• _Stored data_
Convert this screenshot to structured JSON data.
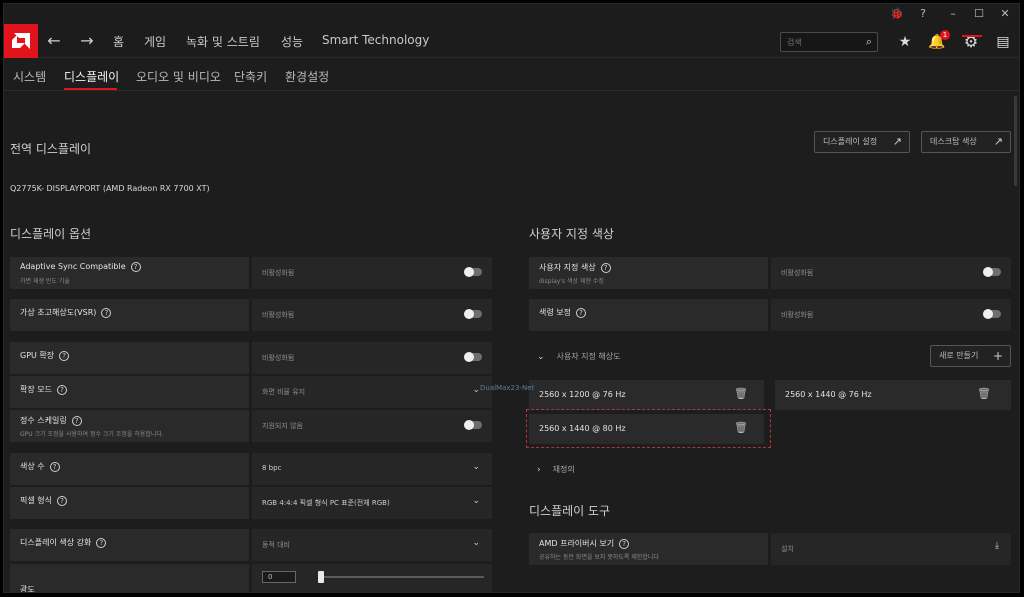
{
  "window": {
    "controls": {
      "bug": "🐞",
      "help": "?",
      "minimize": "–",
      "maximize": "☐",
      "close": "✕"
    }
  },
  "topnav": {
    "back": "←",
    "forward": "→",
    "items": [
      "홈",
      "게임",
      "녹화 및 스트림",
      "성능",
      "Smart Technology"
    ],
    "search_placeholder": "검색",
    "notification_count": "1",
    "icons": [
      "star-icon",
      "bell-icon",
      "gear-icon",
      "layout-icon"
    ],
    "accent_color": "#e1141d"
  },
  "subnav": {
    "tabs": [
      "시스템",
      "디스플레이",
      "오디오 및 비디오",
      "단축키",
      "환경설정"
    ],
    "active": "디스플레이"
  },
  "global": {
    "title": "전역 디스플레이",
    "display_name": "Q2775K- DISPLAYPORT (AMD Radeon RX 7700 XT)",
    "btn_display_settings": "디스플레이 설정",
    "btn_desktop_color": "데스크탑 색상"
  },
  "display_options": {
    "title": "디스플레이 옵션",
    "rows": [
      {
        "label": "Adaptive Sync Compatible",
        "sub": "가변 재생 빈도 기술",
        "value": "비활성화됨",
        "control": "toggle"
      },
      {
        "label": "가상 초고해상도(VSR)",
        "sub": "",
        "value": "비활성화됨",
        "control": "toggle"
      },
      {
        "label": "GPU 확장",
        "sub": "",
        "value": "비활성화됨",
        "control": "toggle"
      },
      {
        "label": "확장 모드",
        "sub": "",
        "value": "화면 비율 유지",
        "control": "dropdown"
      },
      {
        "label": "정수 스케일링",
        "sub": "GPU 크기 조정을 사용하여 정수 크기 조정을 허용합니다.",
        "value": "지원되지 않음",
        "control": "toggle"
      },
      {
        "label": "색상 수",
        "sub": "",
        "value": "8 bpc",
        "control": "dropdown"
      },
      {
        "label": "픽셀 형식",
        "sub": "",
        "value": "RGB 4:4:4 픽셀 형식 PC 표준(전체 RGB)",
        "control": "dropdown"
      },
      {
        "label": "디스플레이 색상 강화",
        "sub": "",
        "value": "동적 대비",
        "control": "dropdown"
      }
    ],
    "brightness_label": "광도",
    "brightness_value": "0",
    "brightness_level": 0
  },
  "custom_color": {
    "title": "사용자 지정 색상",
    "rows": [
      {
        "label": "사용자 지정 색상",
        "sub": "display's 색상 재현 수정",
        "value": "비활성화됨",
        "control": "toggle"
      },
      {
        "label": "색령 보정",
        "sub": "",
        "value": "비활성화됨",
        "control": "toggle"
      }
    ],
    "custom_resolution_label": "사용자 지정 해상도",
    "new_button": "새로 만들기",
    "resolutions": [
      "2560 x 1200 @ 76 Hz",
      "2560 x 1440 @ 76 Hz",
      "2560 x 1440 @ 80 Hz"
    ],
    "override_label": "재정의"
  },
  "display_tools": {
    "title": "디스플레이 도구",
    "privacy_label": "AMD 프라이버시 보기",
    "privacy_sub": "공유하는 동안 화면을 보지 못하도록 제한합니다",
    "privacy_value": "설치"
  },
  "watermark": "DualMax23-Net"
}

• _REQUIREMENT_
Repeat the lines above exactly, and keep every picture out.

• _THE SOLUTION_
Convert this screenshot to structured JSON data.
{
  "window": {
    "controls": {
      "bug": "🐞",
      "help": "?",
      "minimize": "–",
      "maximize": "☐",
      "close": "✕"
    }
  },
  "topnav": {
    "back": "←",
    "forward": "→",
    "items": [
      "홈",
      "게임",
      "녹화 및 스트림",
      "성능",
      "Smart Technology"
    ],
    "search_placeholder": "검색",
    "notification_count": "1",
    "icons": [
      "star-icon",
      "bell-icon",
      "gear-icon",
      "layout-icon"
    ],
    "accent_color": "#e1141d"
  },
  "subnav": {
    "tabs": [
      "시스템",
      "디스플레이",
      "오디오 및 비디오",
      "단축키",
      "환경설정"
    ],
    "active": "디스플레이"
  },
  "global": {
    "title": "전역 디스플레이",
    "display_name": "Q2775K- DISPLAYPORT (AMD Radeon RX 7700 XT)",
    "btn_display_settings": "디스플레이 설정",
    "btn_desktop_color": "데스크탑 색상"
  },
  "display_options": {
    "title": "디스플레이 옵션",
    "rows": [
      {
        "label": "Adaptive Sync Compatible",
        "sub": "가변 재생 빈도 기술",
        "value": "비활성화됨",
        "control": "toggle"
      },
      {
        "label": "가상 초고해상도(VSR)",
        "sub": "",
        "value": "비활성화됨",
        "control": "toggle"
      },
      {
        "label": "GPU 확장",
        "sub": "",
        "value": "비활성화됨",
        "control": "toggle"
      },
      {
        "label": "확장 모드",
        "sub": "",
        "value": "화면 비율 유지",
        "control": "dropdown"
      },
      {
        "label": "정수 스케일링",
        "sub": "GPU 크기 조정을 사용하여 정수 크기 조정을 허용합니다.",
        "value": "지원되지 않음",
        "control": "toggle"
      },
      {
        "label": "색상 수",
        "sub": "",
        "value": "8 bpc",
        "control": "dropdown"
      },
      {
        "label": "픽셀 형식",
        "sub": "",
        "value": "RGB 4:4:4 픽셀 형식 PC 표준(전체 RGB)",
        "control": "dropdown"
      },
      {
        "label": "디스플레이 색상 강화",
        "sub": "",
        "value": "동적 대비",
        "control": "dropdown"
      }
    ],
    "brightness_label": "광도",
    "brightness_value": "0",
    "brightness_level": 0
  },
  "custom_color": {
    "title": "사용자 지정 색상",
    "rows": [
      {
        "label": "사용자 지정 색상",
        "sub": "display's 색상 재현 수정",
        "value": "비활성화됨",
        "control": "toggle"
      },
      {
        "label": "색령 보정",
        "sub": "",
        "value": "비활성화됨",
        "control": "toggle"
      }
    ],
    "custom_resolution_label": "사용자 지정 해상도",
    "new_button": "새로 만들기",
    "resolutions": [
      "2560 x 1200 @ 76 Hz",
      "2560 x 1440 @ 76 Hz",
      "2560 x 1440 @ 80 Hz"
    ],
    "override_label": "재정의"
  },
  "display_tools": {
    "title": "디스플레이 도구",
    "privacy_label": "AMD 프라이버시 보기",
    "privacy_sub": "공유하는 동안 화면을 보지 못하도록 제한합니다",
    "privacy_value": "설치"
  },
  "watermark": "DualMax23-Net"
}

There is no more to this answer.